All entries should be output exactly as they stand.

* BEGIN *

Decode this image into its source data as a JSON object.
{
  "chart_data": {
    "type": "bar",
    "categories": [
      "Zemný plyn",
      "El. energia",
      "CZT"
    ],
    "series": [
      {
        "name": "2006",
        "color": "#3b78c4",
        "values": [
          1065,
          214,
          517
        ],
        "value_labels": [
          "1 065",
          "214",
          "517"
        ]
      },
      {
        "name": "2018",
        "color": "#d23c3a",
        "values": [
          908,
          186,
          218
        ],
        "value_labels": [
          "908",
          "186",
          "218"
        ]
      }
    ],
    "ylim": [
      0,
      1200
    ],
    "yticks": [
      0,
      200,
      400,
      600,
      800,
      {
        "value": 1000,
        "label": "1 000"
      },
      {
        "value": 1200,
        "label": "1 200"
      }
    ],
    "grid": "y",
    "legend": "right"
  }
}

* END *

> [Output of the task]
Decode this image into its source data as a JSON object.
{
  "chart_data": {
    "type": "bar",
    "categories": [
      "Zemný plyn",
      "El. energia",
      "CZT"
    ],
    "series": [
      {
        "name": "2006",
        "color": "#3b78c4",
        "values": [
          1065,
          214,
          517
        ],
        "value_labels": [
          "1 065",
          "214",
          "517"
        ]
      },
      {
        "name": "2018",
        "color": "#d23c3a",
        "values": [
          908,
          186,
          218
        ],
        "value_labels": [
          "908",
          "186",
          "218"
        ]
      }
    ],
    "ylim": [
      0,
      1200
    ],
    "yticks": [
      0,
      200,
      400,
      600,
      800,
      {
        "value": 1000,
        "label": "1 000"
      },
      {
        "value": 1200,
        "label": "1 200"
      }
    ],
    "grid": "y",
    "legend": "right"
  }
}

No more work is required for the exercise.